Where does the string "Datei" occur in the entries below? Copy every line where it does.

─── RECORDS PROVIDED

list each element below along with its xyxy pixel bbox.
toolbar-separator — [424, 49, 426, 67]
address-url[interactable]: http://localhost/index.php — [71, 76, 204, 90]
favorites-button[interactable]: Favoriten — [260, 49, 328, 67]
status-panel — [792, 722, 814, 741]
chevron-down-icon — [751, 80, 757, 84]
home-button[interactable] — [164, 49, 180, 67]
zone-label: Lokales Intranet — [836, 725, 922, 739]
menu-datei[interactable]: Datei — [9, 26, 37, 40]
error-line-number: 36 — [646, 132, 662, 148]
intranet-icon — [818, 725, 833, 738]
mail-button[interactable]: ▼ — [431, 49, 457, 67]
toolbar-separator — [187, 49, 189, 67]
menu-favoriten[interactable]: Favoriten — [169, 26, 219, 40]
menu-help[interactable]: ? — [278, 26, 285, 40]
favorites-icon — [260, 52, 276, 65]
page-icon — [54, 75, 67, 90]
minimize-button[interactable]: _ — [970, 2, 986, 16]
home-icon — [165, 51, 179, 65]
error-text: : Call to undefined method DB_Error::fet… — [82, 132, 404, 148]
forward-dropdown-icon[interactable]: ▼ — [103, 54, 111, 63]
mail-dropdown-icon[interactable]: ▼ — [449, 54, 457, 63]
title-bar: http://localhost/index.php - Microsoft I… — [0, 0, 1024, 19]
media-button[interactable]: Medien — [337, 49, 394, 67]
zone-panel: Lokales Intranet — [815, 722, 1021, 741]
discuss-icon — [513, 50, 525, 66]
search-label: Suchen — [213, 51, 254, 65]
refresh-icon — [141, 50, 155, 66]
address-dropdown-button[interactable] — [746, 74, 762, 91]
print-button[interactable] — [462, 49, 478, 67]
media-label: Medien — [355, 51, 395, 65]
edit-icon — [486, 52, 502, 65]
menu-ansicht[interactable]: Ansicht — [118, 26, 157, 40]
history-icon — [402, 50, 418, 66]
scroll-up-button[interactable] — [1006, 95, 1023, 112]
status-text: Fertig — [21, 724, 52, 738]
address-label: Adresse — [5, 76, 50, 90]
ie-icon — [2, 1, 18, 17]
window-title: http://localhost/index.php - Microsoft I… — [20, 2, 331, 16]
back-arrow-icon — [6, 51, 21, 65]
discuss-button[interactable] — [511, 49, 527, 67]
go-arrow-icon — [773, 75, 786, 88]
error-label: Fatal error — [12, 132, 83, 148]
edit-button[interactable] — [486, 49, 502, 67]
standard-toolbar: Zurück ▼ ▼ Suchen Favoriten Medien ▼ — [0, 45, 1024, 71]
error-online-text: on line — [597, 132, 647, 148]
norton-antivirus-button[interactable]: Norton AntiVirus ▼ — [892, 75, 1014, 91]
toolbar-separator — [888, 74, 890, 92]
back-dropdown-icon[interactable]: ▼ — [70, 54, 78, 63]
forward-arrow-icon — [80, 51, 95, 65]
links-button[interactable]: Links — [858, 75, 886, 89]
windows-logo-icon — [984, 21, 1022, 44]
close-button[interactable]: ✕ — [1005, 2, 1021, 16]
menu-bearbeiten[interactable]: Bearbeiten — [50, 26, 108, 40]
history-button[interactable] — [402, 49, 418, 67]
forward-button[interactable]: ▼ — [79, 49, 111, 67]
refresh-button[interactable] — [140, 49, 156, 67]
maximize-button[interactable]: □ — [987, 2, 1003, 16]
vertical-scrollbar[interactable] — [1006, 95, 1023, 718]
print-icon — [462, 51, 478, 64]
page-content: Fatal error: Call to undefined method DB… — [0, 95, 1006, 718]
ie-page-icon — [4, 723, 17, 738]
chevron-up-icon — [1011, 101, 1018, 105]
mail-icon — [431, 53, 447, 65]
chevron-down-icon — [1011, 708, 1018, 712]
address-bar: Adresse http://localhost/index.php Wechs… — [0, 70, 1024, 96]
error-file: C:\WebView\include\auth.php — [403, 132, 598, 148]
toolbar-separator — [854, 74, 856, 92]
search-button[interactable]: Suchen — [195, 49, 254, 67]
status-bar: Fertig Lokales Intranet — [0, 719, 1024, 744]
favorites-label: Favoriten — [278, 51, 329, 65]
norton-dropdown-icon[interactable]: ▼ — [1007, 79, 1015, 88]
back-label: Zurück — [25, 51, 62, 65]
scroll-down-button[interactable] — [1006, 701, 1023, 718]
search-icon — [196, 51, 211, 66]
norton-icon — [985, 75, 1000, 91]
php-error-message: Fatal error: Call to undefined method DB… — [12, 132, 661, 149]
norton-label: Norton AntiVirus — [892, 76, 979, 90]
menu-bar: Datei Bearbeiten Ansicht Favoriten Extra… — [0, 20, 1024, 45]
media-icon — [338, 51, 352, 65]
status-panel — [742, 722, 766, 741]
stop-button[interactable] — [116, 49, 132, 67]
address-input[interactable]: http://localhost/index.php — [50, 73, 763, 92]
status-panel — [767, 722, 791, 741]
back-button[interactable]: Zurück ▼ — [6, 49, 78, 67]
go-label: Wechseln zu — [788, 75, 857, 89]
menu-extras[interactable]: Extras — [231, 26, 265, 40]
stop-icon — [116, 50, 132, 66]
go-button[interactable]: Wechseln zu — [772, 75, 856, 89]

──────

§ EXERCISE SOLUTION:
menu-datei[interactable]: Datei — [9, 26, 37, 40]
menu-bar: Datei Bearbeiten Ansicht Favoriten Extra… — [0, 20, 1024, 45]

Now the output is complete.